[Start of Supplied material]
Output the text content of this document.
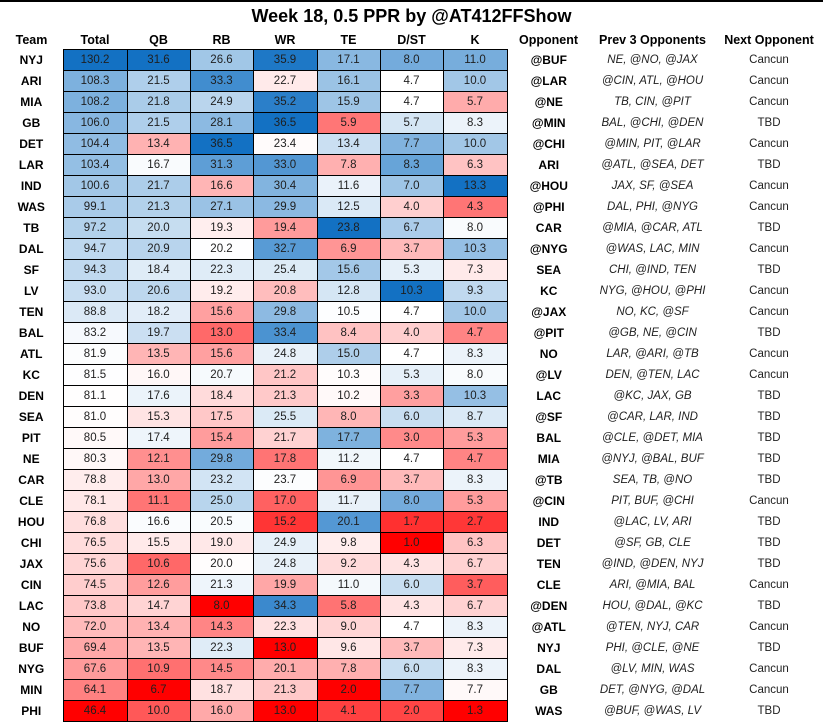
Week 18, 0.5 PPR by @AT412FFShow
Team	Total	QB	RB	WR	TE	D/ST	K	Opponent	Prev 3 Opponents	Next Opponent
NYJ	130.2	31.6	26.6	35.9	17.1	8.0	11.0	@BUF	NE, @NO, @JAX	Cancun
ARI	108.3	21.5	33.3	22.7	16.1	4.7	10.0	@LAR	@CIN, ATL, @HOU	Cancun
MIA	108.2	21.8	24.9	35.2	15.9	4.7	5.7	@NE	TB, CIN, @PIT	Cancun
GB	106.0	21.5	28.1	36.5	5.9	5.7	8.3	@MIN	BAL, @CHI, @DEN	TBD
DET	104.4	13.4	36.5	23.4	13.4	7.7	10.0	@CHI	@MIN, PIT, @LAR	Cancun
LAR	103.4	16.7	31.3	33.0	7.8	8.3	6.3	ARI	@ATL, @SEA, DET	TBD
IND	100.6	21.7	16.6	30.4	11.6	7.0	13.3	@HOU	JAX, SF, @SEA	Cancun
WAS	99.1	21.3	27.1	29.9	12.5	4.0	4.3	@PHI	DAL, PHI, @NYG	Cancun
TB	97.2	20.0	19.3	19.4	23.8	6.7	8.0	CAR	@MIA, @CAR, ATL	TBD
DAL	94.7	20.9	20.2	32.7	6.9	3.7	10.3	@NYG	@WAS, LAC, MIN	Cancun
SF	94.3	18.4	22.3	25.4	15.6	5.3	7.3	SEA	CHI, @IND, TEN	TBD
LV	93.0	20.6	19.2	20.8	12.8	10.3	9.3	KC	NYG, @HOU, @PHI	Cancun
TEN	88.8	18.2	15.6	29.8	10.5	4.7	10.0	@JAX	NO, KC, @SF	Cancun
BAL	83.2	19.7	13.0	33.4	8.4	4.0	4.7	@PIT	@GB, NE, @CIN	TBD
ATL	81.9	13.5	15.6	24.8	15.0	4.7	8.3	NO	LAR, @ARI, @TB	Cancun
KC	81.5	16.0	20.7	21.2	10.3	5.3	8.0	@LV	DEN, @TEN, LAC	Cancun
DEN	81.1	17.6	18.4	21.3	10.2	3.3	10.3	LAC	@KC, JAX, GB	TBD
SEA	81.0	15.3	17.5	25.5	8.0	6.0	8.7	@SF	@CAR, LAR, IND	TBD
PIT	80.5	17.4	15.4	21.7	17.7	3.0	5.3	BAL	@CLE, @DET, MIA	TBD
NE	80.3	12.1	29.8	17.8	11.2	4.7	4.7	MIA	@NYJ, @BAL, BUF	TBD
CAR	78.8	13.0	23.2	23.7	6.9	3.7	8.3	@TB	SEA, TB, @NO	TBD
CLE	78.1	11.1	25.0	17.0	11.7	8.0	5.3	@CIN	PIT, BUF, @CHI	Cancun
HOU	76.8	16.6	20.5	15.2	20.1	1.7	2.7	IND	@LAC, LV, ARI	TBD
CHI	76.5	15.5	19.0	24.9	9.8	1.0	6.3	DET	@SF, GB, CLE	TBD
JAX	75.6	10.6	20.0	24.8	9.2	4.3	6.7	TEN	@IND, @DEN, NYJ	TBD
CIN	74.5	12.6	21.3	19.9	11.0	6.0	3.7	CLE	ARI, @MIA, BAL	Cancun
LAC	73.8	14.7	8.0	34.3	5.8	4.3	6.7	@DEN	HOU, @DAL, @KC	TBD
NO	72.0	13.4	14.3	22.3	9.0	4.7	8.3	@ATL	@TEN, NYJ, CAR	Cancun
BUF	69.4	13.5	22.3	13.0	9.6	3.7	7.3	NYJ	PHI, @CLE, @NE	TBD
NYG	67.6	10.9	14.5	20.1	7.8	6.0	8.3	DAL	@LV, MIN, WAS	Cancun
MIN	64.1	6.7	18.7	21.3	2.0	7.7	7.7	GB	DET, @NYG, @DAL	Cancun
PHI	46.4	10.0	16.0	13.0	4.1	2.0	1.3	WAS	@BUF, @WAS, LV	TBD
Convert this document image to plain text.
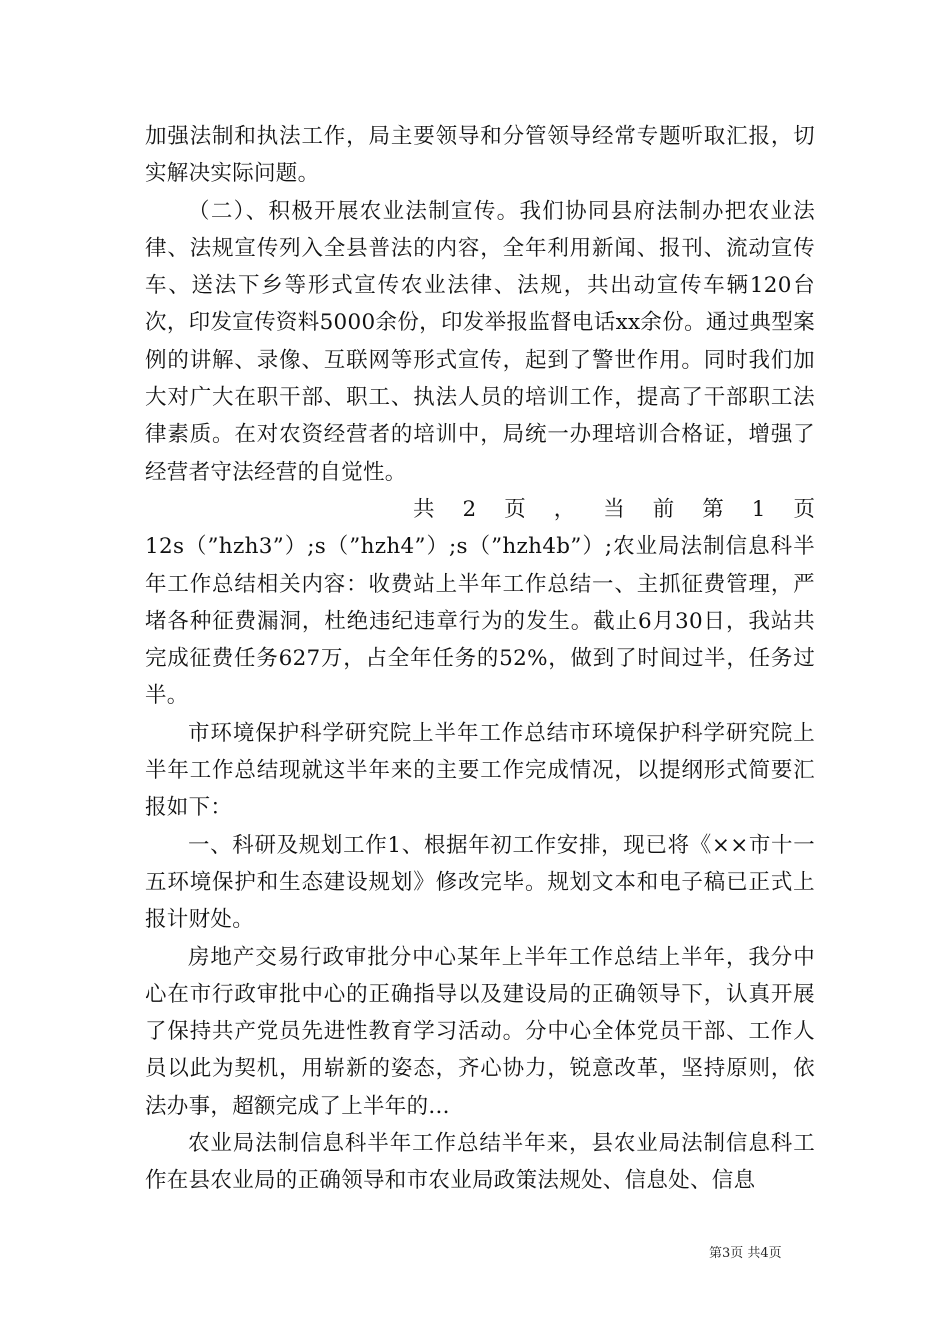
加强法制和执法工作，局主要领导和分管领导经常专题听取汇报，切实解决实际问题。

（二）、积极开展农业法制宣传。我们协同县府法制办把农业法律、法规宣传列入全县普法的内容，全年利用新闻、报刊、流动宣传车、送法下乡等形式宣传农业法律、法规，共出动宣传车辆120台次，印发宣传资料5000余份，印发举报监督电话xx余份。通过典型案例的讲解、录像、互联网等形式宣传，起到了警世作用。同时我们加大对广大在职干部、职工、执法人员的培训工作，提高了干部职工法律素质。在对农资经营者的培训中，局统一办理培训合格证，增强了经营者守法经营的自觉性。

共 2 页 ， 当 前 第 1 页

12s（”hzh3”）;s（”hzh4”）;s（”hzh4b”）;农业局法制信息科半年工作总结相关内容：收费站上半年工作总结一、主抓征费管理，严堵各种征费漏洞，杜绝违纪违章行为的发生。截止6月30日，我站共完成征费任务627万，占全年任务的52%，做到了时间过半，任务过半。

市环境保护科学研究院上半年工作总结市环境保护科学研究院上半年工作总结现就这半年来的主要工作完成情况，以提纲形式简要汇报如下：

一、科研及规划工作1、根据年初工作安排，现已将《××市十一五环境保护和生态建设规划》修改完毕。规划文本和电子稿已正式上报计财处。

房地产交易行政审批分中心某年上半年工作总结上半年，我分中心在市行政审批中心的正确指导以及建设局的正确领导下，认真开展了保持共产党员先进性教育学习活动。分中心全体党员干部、工作人员以此为契机，用崭新的姿态，齐心协力，锐意改革，坚持原则，依法办事，超额完成了上半年的...

农业局法制信息科半年工作总结半年来，县农业局法制信息科工作在县农业局的正确领导和市农业局政策法规处、信息处、信息

第3页 共4页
[End of Supplied material]
▶ _Exercise_: Pictures are to be left out; all else in the entries above is to be quoted exactly.

▶ _Written response_:
Output the text content of this document.
Week 18, 0.5 PPR by @AT412FFShow
Team	Total	QB	RB	WR	TE	D/ST	K	Opponent	Prev 3 Opponents	Next Opponent
NYJ	130.2	31.6	26.6	35.9	17.1	8.0	11.0	@BUF	NE, @NO, @JAX	Cancun
ARI	108.3	21.5	33.3	22.7	16.1	4.7	10.0	@LAR	@CIN, ATL, @HOU	Cancun
MIA	108.2	21.8	24.9	35.2	15.9	4.7	5.7	@NE	TB, CIN, @PIT	Cancun
GB	106.0	21.5	28.1	36.5	5.9	5.7	8.3	@MIN	BAL, @CHI, @DEN	TBD
DET	104.4	13.4	36.5	23.4	13.4	7.7	10.0	@CHI	@MIN, PIT, @LAR	Cancun
LAR	103.4	16.7	31.3	33.0	7.8	8.3	6.3	ARI	@ATL, @SEA, DET	TBD
IND	100.6	21.7	16.6	30.4	11.6	7.0	13.3	@HOU	JAX, SF, @SEA	Cancun
WAS	99.1	21.3	27.1	29.9	12.5	4.0	4.3	@PHI	DAL, PHI, @NYG	Cancun
TB	97.2	20.0	19.3	19.4	23.8	6.7	8.0	CAR	@MIA, @CAR, ATL	TBD
DAL	94.7	20.9	20.2	32.7	6.9	3.7	10.3	@NYG	@WAS, LAC, MIN	Cancun
SF	94.3	18.4	22.3	25.4	15.6	5.3	7.3	SEA	CHI, @IND, TEN	TBD
LV	93.0	20.6	19.2	20.8	12.8	10.3	9.3	KC	NYG, @HOU, @PHI	Cancun
TEN	88.8	18.2	15.6	29.8	10.5	4.7	10.0	@JAX	NO, KC, @SF	Cancun
BAL	83.2	19.7	13.0	33.4	8.4	4.0	4.7	@PIT	@GB, NE, @CIN	TBD
ATL	81.9	13.5	15.6	24.8	15.0	4.7	8.3	NO	LAR, @ARI, @TB	Cancun
KC	81.5	16.0	20.7	21.2	10.3	5.3	8.0	@LV	DEN, @TEN, LAC	Cancun
DEN	81.1	17.6	18.4	21.3	10.2	3.3	10.3	LAC	@KC, JAX, GB	TBD
SEA	81.0	15.3	17.5	25.5	8.0	6.0	8.7	@SF	@CAR, LAR, IND	TBD
PIT	80.5	17.4	15.4	21.7	17.7	3.0	5.3	BAL	@CLE, @DET, MIA	TBD
NE	80.3	12.1	29.8	17.8	11.2	4.7	4.7	MIA	@NYJ, @BAL, BUF	TBD
CAR	78.8	13.0	23.2	23.7	6.9	3.7	8.3	@TB	SEA, TB, @NO	TBD
CLE	78.1	11.1	25.0	17.0	11.7	8.0	5.3	@CIN	PIT, BUF, @CHI	Cancun
HOU	76.8	16.6	20.5	15.2	20.1	1.7	2.7	IND	@LAC, LV, ARI	TBD
CHI	76.5	15.5	19.0	24.9	9.8	1.0	6.3	DET	@SF, GB, CLE	TBD
JAX	75.6	10.6	20.0	24.8	9.2	4.3	6.7	TEN	@IND, @DEN, NYJ	TBD
CIN	74.5	12.6	21.3	19.9	11.0	6.0	3.7	CLE	ARI, @MIA, BAL	Cancun
LAC	73.8	14.7	8.0	34.3	5.8	4.3	6.7	@DEN	HOU, @DAL, @KC	TBD
NO	72.0	13.4	14.3	22.3	9.0	4.7	8.3	@ATL	@TEN, NYJ, CAR	Cancun
BUF	69.4	13.5	22.3	13.0	9.6	3.7	7.3	NYJ	PHI, @CLE, @NE	TBD
NYG	67.6	10.9	14.5	20.1	7.8	6.0	8.3	DAL	@LV, MIN, WAS	Cancun
MIN	64.1	6.7	18.7	21.3	2.0	7.7	7.7	GB	DET, @NYG, @DAL	Cancun
PHI	46.4	10.0	16.0	13.0	4.1	2.0	1.3	WAS	@BUF, @WAS, LV	TBD
Convert this document image to plain text.
加强法制和执法工作，局主要领导和分管领导经常专题听取汇报，切实解决实际问题。

（二）、积极开展农业法制宣传。我们协同县府法制办把农业法律、法规宣传列入全县普法的内容，全年利用新闻、报刊、流动宣传车、送法下乡等形式宣传农业法律、法规，共出动宣传车辆120台次，印发宣传资料5000余份，印发举报监督电话xx余份。通过典型案例的讲解、录像、互联网等形式宣传，起到了警世作用。同时我们加大对广大在职干部、职工、执法人员的培训工作，提高了干部职工法律素质。在对农资经营者的培训中，局统一办理培训合格证，增强了经营者守法经营的自觉性。

共 2 页 ， 当 前 第 1 页

12s（”hzh3”）;s（”hzh4”）;s（”hzh4b”）;农业局法制信息科半年工作总结相关内容：收费站上半年工作总结一、主抓征费管理，严堵各种征费漏洞，杜绝违纪违章行为的发生。截止6月30日，我站共完成征费任务627万，占全年任务的52%，做到了时间过半，任务过半。

市环境保护科学研究院上半年工作总结市环境保护科学研究院上半年工作总结现就这半年来的主要工作完成情况，以提纲形式简要汇报如下：

一、科研及规划工作1、根据年初工作安排，现已将《××市十一五环境保护和生态建设规划》修改完毕。规划文本和电子稿已正式上报计财处。

房地产交易行政审批分中心某年上半年工作总结上半年，我分中心在市行政审批中心的正确指导以及建设局的正确领导下，认真开展了保持共产党员先进性教育学习活动。分中心全体党员干部、工作人员以此为契机，用崭新的姿态，齐心协力，锐意改革，坚持原则，依法办事，超额完成了上半年的...

农业局法制信息科半年工作总结半年来，县农业局法制信息科工作在县农业局的正确领导和市农业局政策法规处、信息处、信息

第3页 共4页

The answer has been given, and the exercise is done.